▶ _Verilen görev_
"Kentin emini başkandır" başlıklı yazıya göre yazar bugüne kadar yerel konuları neden yazamamıştı? Yazının gösterdiği gerekçeyi bir ila üç cümleyle açıklayın.

▶ _Seçilmiş bölüm_
○ ○ ○ ○ ○

Gültekin ÖZTÜRK: ‘KENTİN EMİNİ’ BAŞKANDIR….

Gültekin ÖZTÜRK 

“Büyükşehir sayımız 29 oldu, biraz da yerel konuları yazmalısın.

Bütün büyükşehir ile büyükşehir ve normal kent belediyesi arasındaki farklar nelerdir?

Bütün büyükşehir belediyesi için şehir devletleri doğuyor, bölünmeye zemin hazırlanıyor dediniz, bu ne demektir?

Hiç olmazsa bu konuyu yazıp bizleri bilgilendir…” diyen okurlarım, uzun süredir yerel yönetimler konusunda yazmamı istiyor, dostlarım da bu konuda teşvik ediyorlardı.

Ne var ki bugüne kadar genel ideolojik meselelerden ayrılıp belediye sınırları içinde yaşayan insanlarımızın, sokağının/mahallesinin ve kabul edilen son Büyükşehir Belediye Kanunu ile artık belediye hizmet kapsamına alınan köylerimizin sorunlarını yazmak bir türlü nasip olmadı.

Aslında yerel konuları yazmayı ben de çok istiyordum.

Ancak ‘İHDİNA’S – SIRÂTA’L – MÜSTAKİM yani’ “Ya Rab! Bizi doğru yola, hidayet et, ilet” diyerek yazmaya başlamıştım.

Bunun için yazarken ilk ağızdan aldığım bilgiye ve sağlam belgeye dayanmam gerekirdi.

Oysa ben, sağlık sorunlarımdan dolayı sokağımı/mahallemi, esnafımı yeteri kadar gezemiyor ve onların sorunlarını yazabilmek için yeterli bilgi/belge edinemiyordum.

Kulaktan dolma bilgilerle, şehir efsanesi “mışlar-muşlarla” görmediğim, şahit olmadığım ve sağlam kaynaklara doğrulatamadığım bilgiler ile kalem oynatıp kelam etmediğim için de bugüne kadar yerel konuları yazamadım/yazmadım.

Ta ki Çarşamba günü havanın güzel ve bana uygun olması sebebi ile sokağa çakana kadar.

Allah’a şükürler olsun ki o güzel bahar havasında özlediğim şehrimi gezip esnafla, mekân sahibi dostlarımla buluştum ve doyasıya sohbet ettim.

Şehrimiz hakkında güzel şeyler gördün ve duydum. Ancak gördüğüm güzel şeylerin yanında, pek de hoşuma gitmeyen çok manidar uygulamalara, belediyemizin yaptığı söylenen ve görülen yanlışlara/istismarlara da şahit oldum.

Ve klavyemin başına geçtim.

Yerel yönetimler ile ilgili bugüne kadar gördüğüm, duyduğum, sahip olduğum bilgilerin ve yeni kabul edilen “Yerel Yönetimler Yasasının” rehberliğinde “ilk kez yerel konulardaki düşüncelerimi anlatan” bu yazımı hazırladım.

○ ○ ○ ○ ○

▶ _Ham veriler_
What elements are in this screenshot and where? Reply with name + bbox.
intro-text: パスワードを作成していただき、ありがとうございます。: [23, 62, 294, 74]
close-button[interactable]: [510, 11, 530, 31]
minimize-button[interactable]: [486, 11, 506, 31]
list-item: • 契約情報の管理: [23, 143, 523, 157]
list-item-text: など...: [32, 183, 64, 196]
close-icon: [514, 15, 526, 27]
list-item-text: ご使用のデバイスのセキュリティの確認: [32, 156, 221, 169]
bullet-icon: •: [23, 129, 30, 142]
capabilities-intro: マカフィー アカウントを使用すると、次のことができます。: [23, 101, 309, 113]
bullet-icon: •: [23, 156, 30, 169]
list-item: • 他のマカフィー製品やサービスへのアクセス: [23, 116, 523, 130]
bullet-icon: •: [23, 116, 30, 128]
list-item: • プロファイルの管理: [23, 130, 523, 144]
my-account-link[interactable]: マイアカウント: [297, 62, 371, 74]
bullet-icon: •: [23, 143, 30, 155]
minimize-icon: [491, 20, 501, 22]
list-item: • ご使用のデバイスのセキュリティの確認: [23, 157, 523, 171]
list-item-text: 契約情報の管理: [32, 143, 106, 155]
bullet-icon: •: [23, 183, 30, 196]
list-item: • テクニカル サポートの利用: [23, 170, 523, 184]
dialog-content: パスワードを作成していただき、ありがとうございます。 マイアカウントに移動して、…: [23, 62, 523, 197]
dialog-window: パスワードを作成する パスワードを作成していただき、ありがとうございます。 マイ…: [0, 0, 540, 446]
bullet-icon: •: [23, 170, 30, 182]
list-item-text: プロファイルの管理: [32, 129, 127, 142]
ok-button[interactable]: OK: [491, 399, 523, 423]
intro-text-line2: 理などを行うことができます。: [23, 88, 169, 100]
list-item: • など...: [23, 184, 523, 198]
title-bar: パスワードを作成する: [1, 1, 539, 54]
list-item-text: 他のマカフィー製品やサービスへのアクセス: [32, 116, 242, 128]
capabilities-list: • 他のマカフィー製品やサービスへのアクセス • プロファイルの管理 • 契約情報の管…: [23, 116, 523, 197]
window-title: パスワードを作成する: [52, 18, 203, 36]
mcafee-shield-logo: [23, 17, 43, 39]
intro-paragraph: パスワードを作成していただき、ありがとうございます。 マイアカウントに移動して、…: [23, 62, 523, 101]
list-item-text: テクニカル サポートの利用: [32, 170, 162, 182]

○ ○ ○ ○ ○

▶ _Eksiksiz yanıt_
Yazar, yazarken ilk ağızdan aldığı bilgiye ve sağlam belgeye dayanması gerektiğini düşünüyordu. Ancak sağlık sorunları yüzünden sokağını, mahallesini ve esnafını yeterince gezemediği için sorunları yazacak kadar bilgi ve belge edinemiyordu. Kulaktan dolma bilgilerle, görmediği ve sağlam kaynaklarla doğrulayamadığı konularda yazmadığı için de yerel konuları yazmamıştı.